- Aim of the exercise: Scan the material and copy every line in which "USDT" appears.

- Records for this exercise:
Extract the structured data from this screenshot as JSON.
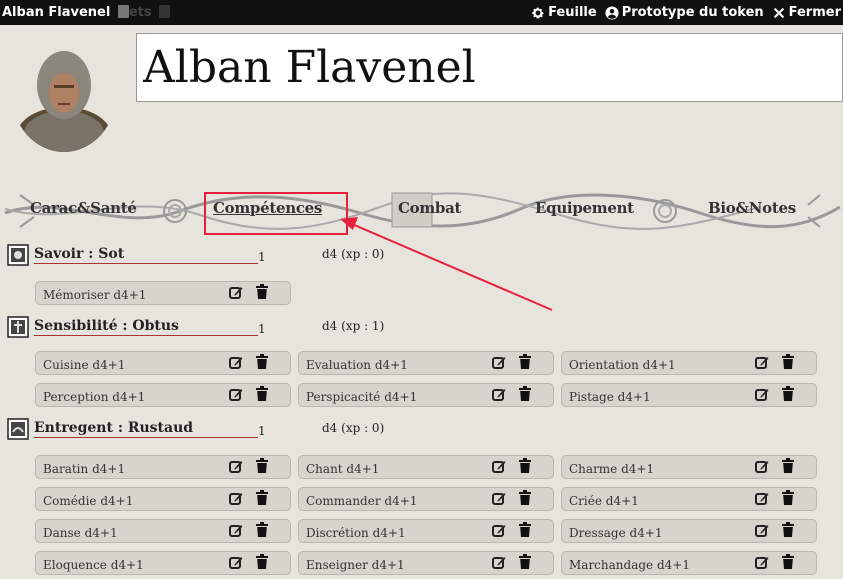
{
  "window": {
    "title": "Alban Flavenel",
    "title_ghost": "ets",
    "controls": {
      "sheet": "Feuille",
      "token": "Prototype du token",
      "close": "Fermer"
    }
  },
  "header": {
    "name": "Alban Flavenel"
  },
  "tabs": [
    {
      "label": "Carac&Santé"
    },
    {
      "label": "Compétences"
    },
    {
      "label": "Combat"
    },
    {
      "label": "Equipement"
    },
    {
      "label": "Bio&Notes"
    }
  ],
  "sections": [
    {
      "title": "Savoir : Sot",
      "value": "1",
      "xp": "d4 (xp : 0)",
      "skills": [
        "Mémoriser d4+1"
      ]
    },
    {
      "title": "Sensibilité : Obtus",
      "value": "1",
      "xp": "d4 (xp : 1)",
      "skills": [
        "Cuisine d4+1",
        "Evaluation d4+1",
        "Orientation d4+1",
        "Perception d4+1",
        "Perspicacité d4+1",
        "Pistage d4+1"
      ]
    },
    {
      "title": "Entregent : Rustaud",
      "value": "1",
      "xp": "d4 (xp : 0)",
      "skills": [
        "Baratin d4+1",
        "Chant d4+1",
        "Charme d4+1",
        "Comédie d4+1",
        "Commander d4+1",
        "Criée d4+1",
        "Danse d4+1",
        "Discrétion d4+1",
        "Dressage d4+1",
        "Eloquence d4+1",
        "Enseigner d4+1",
        "Marchandage d4+1"
      ]
    }
  ],
  "colors": {
    "annotation": "#e8203c",
    "background": "#e6e4dc",
    "titlebar": "#111111"
  }
}
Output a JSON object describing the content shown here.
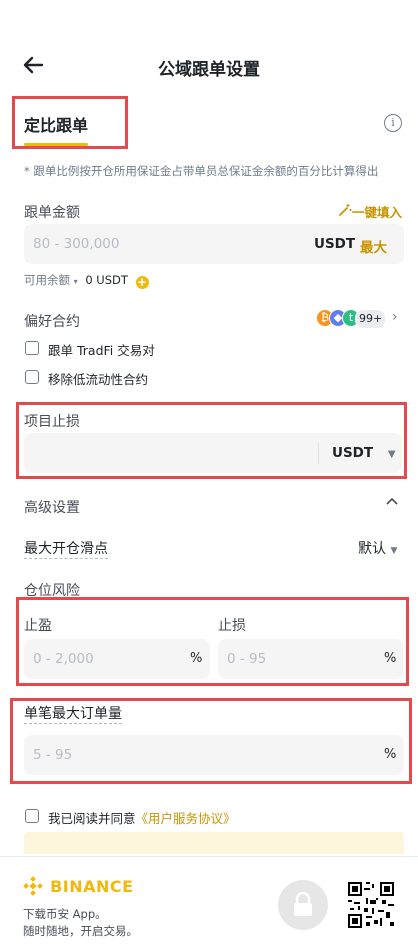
{
  "header": {
    "title": "公域跟单设置"
  },
  "tab": {
    "label": "定比跟单"
  },
  "note": "* 跟单比例按开仓所用保证金占带单员总保证金余额的百分比计算得出",
  "amount": {
    "label": "跟单金额",
    "quick_fill": "一键填入",
    "placeholder": "80 - 300,000",
    "unit": "USDT",
    "max": "最大",
    "available_label": "可用余额",
    "available_value": "0 USDT"
  },
  "contracts": {
    "label": "偏好合约",
    "more_count": "99+",
    "options": [
      "跟单 TradFi 交易对",
      "移除低流动性合约"
    ]
  },
  "project_stop_loss": {
    "label": "项目止损",
    "unit": "USDT"
  },
  "advanced": {
    "label": "高级设置",
    "slippage_label": "最大开仓滑点",
    "slippage_value": "默认",
    "risk_label": "仓位风险",
    "take_profit": {
      "label": "止盈",
      "placeholder": "0 - 2,000",
      "unit": "%"
    },
    "stop_loss": {
      "label": "止损",
      "placeholder": "0 - 95",
      "unit": "%"
    },
    "max_order": {
      "label": "单笔最大订单量",
      "placeholder": "5 - 95",
      "unit": "%"
    }
  },
  "agreement": {
    "text": "我已阅读并同意",
    "link": "《用户服务协议》"
  },
  "footer": {
    "brand": "BINANCE",
    "line1": "下载币安 App。",
    "line2": "随时随地，开启交易。"
  },
  "colors": {
    "accent": "#f0b90b",
    "link": "#c99400",
    "highlight": "#e5484d"
  }
}
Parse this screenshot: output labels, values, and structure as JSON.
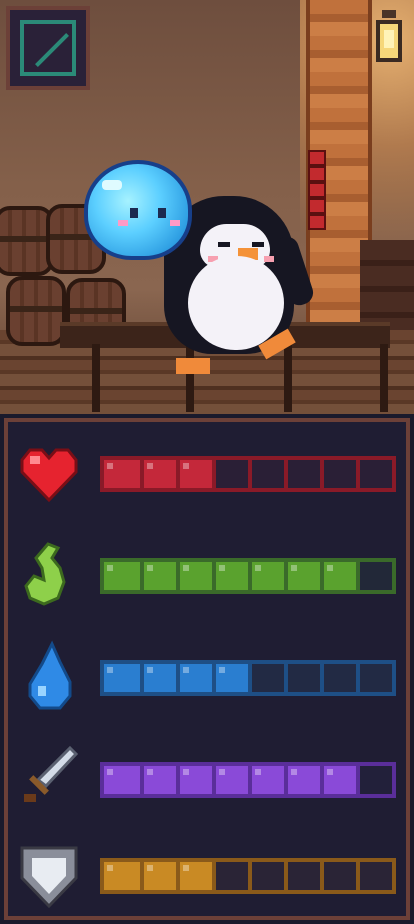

- Expected output:
    "unit": "USDT",
    "available_value": "0 USDT"
    "unit": "USDT"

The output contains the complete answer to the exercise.